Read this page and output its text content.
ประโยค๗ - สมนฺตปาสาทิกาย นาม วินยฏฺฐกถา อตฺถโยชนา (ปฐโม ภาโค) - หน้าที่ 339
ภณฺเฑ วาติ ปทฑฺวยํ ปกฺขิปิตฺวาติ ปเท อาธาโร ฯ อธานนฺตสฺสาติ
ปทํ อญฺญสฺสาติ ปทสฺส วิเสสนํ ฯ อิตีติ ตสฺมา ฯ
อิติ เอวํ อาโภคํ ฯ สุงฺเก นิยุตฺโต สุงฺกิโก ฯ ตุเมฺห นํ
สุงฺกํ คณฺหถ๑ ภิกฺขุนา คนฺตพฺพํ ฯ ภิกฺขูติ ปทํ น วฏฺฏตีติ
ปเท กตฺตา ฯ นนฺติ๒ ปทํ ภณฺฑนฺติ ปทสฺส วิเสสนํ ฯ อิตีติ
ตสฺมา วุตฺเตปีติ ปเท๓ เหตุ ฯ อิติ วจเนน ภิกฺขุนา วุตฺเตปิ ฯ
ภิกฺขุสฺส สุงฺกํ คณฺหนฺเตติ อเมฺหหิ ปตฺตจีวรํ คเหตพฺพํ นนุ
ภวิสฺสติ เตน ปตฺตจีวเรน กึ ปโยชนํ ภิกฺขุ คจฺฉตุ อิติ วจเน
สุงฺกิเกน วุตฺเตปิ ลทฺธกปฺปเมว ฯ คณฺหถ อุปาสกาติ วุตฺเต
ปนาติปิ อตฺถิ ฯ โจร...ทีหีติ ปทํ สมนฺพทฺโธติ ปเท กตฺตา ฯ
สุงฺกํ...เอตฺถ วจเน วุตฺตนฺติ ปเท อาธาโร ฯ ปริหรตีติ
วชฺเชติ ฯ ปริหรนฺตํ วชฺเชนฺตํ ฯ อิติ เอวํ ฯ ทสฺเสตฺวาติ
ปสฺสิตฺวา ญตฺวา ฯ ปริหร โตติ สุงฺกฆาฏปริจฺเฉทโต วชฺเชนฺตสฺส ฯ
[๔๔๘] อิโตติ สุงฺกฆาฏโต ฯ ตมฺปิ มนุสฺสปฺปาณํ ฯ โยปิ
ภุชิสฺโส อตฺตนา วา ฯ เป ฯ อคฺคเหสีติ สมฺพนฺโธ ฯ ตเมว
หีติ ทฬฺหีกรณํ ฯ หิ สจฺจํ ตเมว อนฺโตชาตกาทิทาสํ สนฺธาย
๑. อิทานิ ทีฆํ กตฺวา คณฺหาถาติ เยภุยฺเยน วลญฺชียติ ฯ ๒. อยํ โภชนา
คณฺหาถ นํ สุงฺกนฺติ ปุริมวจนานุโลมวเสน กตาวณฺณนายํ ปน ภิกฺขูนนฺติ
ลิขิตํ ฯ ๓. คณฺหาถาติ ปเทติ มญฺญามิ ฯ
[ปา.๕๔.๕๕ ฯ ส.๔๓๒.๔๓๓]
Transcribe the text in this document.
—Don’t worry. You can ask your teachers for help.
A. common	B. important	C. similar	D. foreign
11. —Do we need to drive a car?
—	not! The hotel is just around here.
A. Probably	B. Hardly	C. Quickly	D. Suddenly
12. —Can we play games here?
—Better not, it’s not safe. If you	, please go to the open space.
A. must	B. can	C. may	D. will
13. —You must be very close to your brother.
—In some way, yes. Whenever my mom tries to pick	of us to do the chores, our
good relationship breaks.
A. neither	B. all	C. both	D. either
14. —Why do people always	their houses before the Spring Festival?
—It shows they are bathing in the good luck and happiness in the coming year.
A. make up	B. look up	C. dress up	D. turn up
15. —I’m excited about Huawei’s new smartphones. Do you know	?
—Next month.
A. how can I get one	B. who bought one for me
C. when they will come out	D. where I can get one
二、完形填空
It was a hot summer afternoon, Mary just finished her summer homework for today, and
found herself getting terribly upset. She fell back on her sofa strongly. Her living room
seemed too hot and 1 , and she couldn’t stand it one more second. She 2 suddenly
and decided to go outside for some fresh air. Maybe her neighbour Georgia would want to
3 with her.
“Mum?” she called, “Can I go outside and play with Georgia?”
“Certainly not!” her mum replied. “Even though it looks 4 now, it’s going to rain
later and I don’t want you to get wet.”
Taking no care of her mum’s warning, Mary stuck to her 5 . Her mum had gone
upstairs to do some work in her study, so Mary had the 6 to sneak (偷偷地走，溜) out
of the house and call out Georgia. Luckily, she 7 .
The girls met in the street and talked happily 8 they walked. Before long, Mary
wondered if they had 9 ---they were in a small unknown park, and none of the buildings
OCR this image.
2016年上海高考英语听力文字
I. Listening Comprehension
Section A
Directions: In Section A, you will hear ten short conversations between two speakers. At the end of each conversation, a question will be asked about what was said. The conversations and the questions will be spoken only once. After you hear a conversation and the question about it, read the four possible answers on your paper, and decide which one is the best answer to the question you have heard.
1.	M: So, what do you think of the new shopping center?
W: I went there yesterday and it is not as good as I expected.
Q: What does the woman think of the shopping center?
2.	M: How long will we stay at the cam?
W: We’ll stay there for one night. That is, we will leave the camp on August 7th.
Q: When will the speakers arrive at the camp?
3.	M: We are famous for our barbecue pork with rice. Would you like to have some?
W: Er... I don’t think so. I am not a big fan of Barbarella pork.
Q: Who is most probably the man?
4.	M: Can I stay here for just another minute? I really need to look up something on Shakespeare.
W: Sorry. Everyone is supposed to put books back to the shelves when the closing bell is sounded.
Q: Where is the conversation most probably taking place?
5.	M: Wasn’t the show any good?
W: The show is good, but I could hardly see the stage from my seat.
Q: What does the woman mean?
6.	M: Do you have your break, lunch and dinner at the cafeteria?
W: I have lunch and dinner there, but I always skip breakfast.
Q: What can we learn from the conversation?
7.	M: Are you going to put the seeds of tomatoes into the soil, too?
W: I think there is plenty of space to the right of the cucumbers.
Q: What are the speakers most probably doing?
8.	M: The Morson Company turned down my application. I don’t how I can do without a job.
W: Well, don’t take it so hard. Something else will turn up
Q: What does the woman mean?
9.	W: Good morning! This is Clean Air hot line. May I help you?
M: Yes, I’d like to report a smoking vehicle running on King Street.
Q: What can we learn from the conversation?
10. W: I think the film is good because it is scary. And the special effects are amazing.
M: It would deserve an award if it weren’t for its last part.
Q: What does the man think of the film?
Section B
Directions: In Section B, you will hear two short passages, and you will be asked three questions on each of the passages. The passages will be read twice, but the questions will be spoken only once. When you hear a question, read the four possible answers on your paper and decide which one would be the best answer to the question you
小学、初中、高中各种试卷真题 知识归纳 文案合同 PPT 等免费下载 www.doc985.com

#####

# [WRITTEN REQUEST]
List all lines above in which the string "back" appears.

# [OUTPUT OF THE EXERCISE]
found herself getting terribly upset. She fell back on her sofa strongly. Her living room
W: Sorry. Everyone is supposed to put books back to the shelves when the closing bell is sounded.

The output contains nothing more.